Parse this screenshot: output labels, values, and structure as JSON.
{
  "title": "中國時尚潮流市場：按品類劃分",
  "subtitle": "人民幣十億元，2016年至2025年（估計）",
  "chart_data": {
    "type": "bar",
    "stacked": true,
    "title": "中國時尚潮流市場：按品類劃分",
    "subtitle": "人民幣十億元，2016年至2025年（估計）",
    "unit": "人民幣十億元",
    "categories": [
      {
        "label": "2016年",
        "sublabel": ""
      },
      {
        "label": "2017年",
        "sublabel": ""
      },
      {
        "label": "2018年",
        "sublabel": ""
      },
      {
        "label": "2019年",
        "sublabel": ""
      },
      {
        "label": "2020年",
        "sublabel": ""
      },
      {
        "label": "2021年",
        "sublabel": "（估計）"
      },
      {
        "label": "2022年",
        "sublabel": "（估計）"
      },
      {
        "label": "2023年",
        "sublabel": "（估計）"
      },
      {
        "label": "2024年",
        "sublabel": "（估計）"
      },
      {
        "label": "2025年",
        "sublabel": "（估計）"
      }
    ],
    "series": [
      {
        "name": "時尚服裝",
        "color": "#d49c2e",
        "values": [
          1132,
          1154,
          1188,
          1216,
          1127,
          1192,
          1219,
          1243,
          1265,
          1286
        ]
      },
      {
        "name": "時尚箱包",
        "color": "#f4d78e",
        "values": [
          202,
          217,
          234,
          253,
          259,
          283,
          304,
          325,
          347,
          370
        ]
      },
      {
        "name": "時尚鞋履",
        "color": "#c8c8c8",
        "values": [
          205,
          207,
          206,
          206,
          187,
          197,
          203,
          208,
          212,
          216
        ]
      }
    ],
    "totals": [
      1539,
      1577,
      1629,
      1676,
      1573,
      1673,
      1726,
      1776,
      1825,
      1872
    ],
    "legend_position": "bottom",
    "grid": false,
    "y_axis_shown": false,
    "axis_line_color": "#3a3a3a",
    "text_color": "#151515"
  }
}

§ §

**Given exercise**: Write out the listing once more, matching it exactly.

**Exercise result**:
Parse this screenshot: output labels, values, and structure as JSON.
{
  "title": "中國時尚潮流市場：按品類劃分",
  "subtitle": "人民幣十億元，2016年至2025年（估計）",
  "chart_data": {
    "type": "bar",
    "stacked": true,
    "title": "中國時尚潮流市場：按品類劃分",
    "subtitle": "人民幣十億元，2016年至2025年（估計）",
    "unit": "人民幣十億元",
    "categories": [
      {
        "label": "2016年",
        "sublabel": ""
      },
      {
        "label": "2017年",
        "sublabel": ""
      },
      {
        "label": "2018年",
        "sublabel": ""
      },
      {
        "label": "2019年",
        "sublabel": ""
      },
      {
        "label": "2020年",
        "sublabel": ""
      },
      {
        "label": "2021年",
        "sublabel": "（估計）"
      },
      {
        "label": "2022年",
        "sublabel": "（估計）"
      },
      {
        "label": "2023年",
        "sublabel": "（估計）"
      },
      {
        "label": "2024年",
        "sublabel": "（估計）"
      },
      {
        "label": "2025年",
        "sublabel": "（估計）"
      }
    ],
    "series": [
      {
        "name": "時尚服裝",
        "color": "#d49c2e",
        "values": [
          1132,
          1154,
          1188,
          1216,
          1127,
          1192,
          1219,
          1243,
          1265,
          1286
        ]
      },
      {
        "name": "時尚箱包",
        "color": "#f4d78e",
        "values": [
          202,
          217,
          234,
          253,
          259,
          283,
          304,
          325,
          347,
          370
        ]
      },
      {
        "name": "時尚鞋履",
        "color": "#c8c8c8",
        "values": [
          205,
          207,
          206,
          206,
          187,
          197,
          203,
          208,
          212,
          216
        ]
      }
    ],
    "totals": [
      1539,
      1577,
      1629,
      1676,
      1573,
      1673,
      1726,
      1776,
      1825,
      1872
    ],
    "legend_position": "bottom",
    "grid": false,
    "y_axis_shown": false,
    "axis_line_color": "#3a3a3a",
    "text_color": "#151515"
  }
}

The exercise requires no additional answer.